Write the data out again exactly, dropping any images it holds.

┌──

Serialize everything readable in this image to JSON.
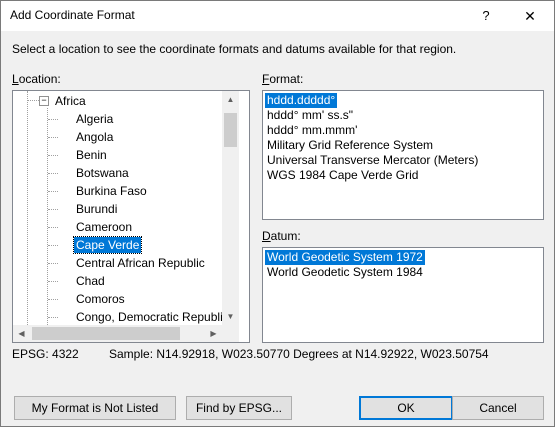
{
  "window": {
    "title": "Add Coordinate Format",
    "help_label": "?",
    "close_label": "✕"
  },
  "instruction": "Select a location to see the coordinate formats and datums available for that region.",
  "location": {
    "label_u": "L",
    "label_rest": "ocation:",
    "root": "Africa",
    "expander": "−",
    "items": [
      "Algeria",
      "Angola",
      "Benin",
      "Botswana",
      "Burkina Faso",
      "Burundi",
      "Cameroon",
      "Cape Verde",
      "Central African Republic",
      "Chad",
      "Comoros",
      "Congo, Democratic Republi"
    ],
    "selected_index": 7
  },
  "format": {
    "label_u": "F",
    "label_rest": "ormat:",
    "items": [
      "hddd.ddddd°",
      "hddd° mm' ss.s\"",
      "hddd° mm.mmm'",
      "Military Grid Reference System",
      "Universal Transverse Mercator (Meters)",
      "WGS 1984 Cape Verde Grid"
    ],
    "selected_index": 0
  },
  "datum": {
    "label_u": "D",
    "label_rest": "atum:",
    "items": [
      "World Geodetic System 1972",
      "World Geodetic System 1984"
    ],
    "selected_index": 0
  },
  "status": {
    "epsg": "EPSG: 4322",
    "sample": "Sample: N14.92918, W023.50770 Degrees at N14.92922, W023.50754"
  },
  "buttons": {
    "not_listed": "My Format is Not Listed",
    "find_epsg": "Find by EPSG...",
    "ok": "OK",
    "cancel": "Cancel"
  },
  "icons": {
    "scroll_up": "▲",
    "scroll_down": "▼",
    "scroll_left": "◀",
    "scroll_right": "▶"
  }
}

└──

*RESPONSE:*
Serialize everything readable in this image to JSON.
{
  "window": {
    "title": "Add Coordinate Format",
    "help_label": "?",
    "close_label": "✕"
  },
  "instruction": "Select a location to see the coordinate formats and datums available for that region.",
  "location": {
    "label_u": "L",
    "label_rest": "ocation:",
    "root": "Africa",
    "expander": "−",
    "items": [
      "Algeria",
      "Angola",
      "Benin",
      "Botswana",
      "Burkina Faso",
      "Burundi",
      "Cameroon",
      "Cape Verde",
      "Central African Republic",
      "Chad",
      "Comoros",
      "Congo, Democratic Republi"
    ],
    "selected_index": 7
  },
  "format": {
    "label_u": "F",
    "label_rest": "ormat:",
    "items": [
      "hddd.ddddd°",
      "hddd° mm' ss.s\"",
      "hddd° mm.mmm'",
      "Military Grid Reference System",
      "Universal Transverse Mercator (Meters)",
      "WGS 1984 Cape Verde Grid"
    ],
    "selected_index": 0
  },
  "datum": {
    "label_u": "D",
    "label_rest": "atum:",
    "items": [
      "World Geodetic System 1972",
      "World Geodetic System 1984"
    ],
    "selected_index": 0
  },
  "status": {
    "epsg": "EPSG: 4322",
    "sample": "Sample: N14.92918, W023.50770 Degrees at N14.92922, W023.50754"
  },
  "buttons": {
    "not_listed": "My Format is Not Listed",
    "find_epsg": "Find by EPSG...",
    "ok": "OK",
    "cancel": "Cancel"
  },
  "icons": {
    "scroll_up": "▲",
    "scroll_down": "▼",
    "scroll_left": "◀",
    "scroll_right": "▶"
  }
}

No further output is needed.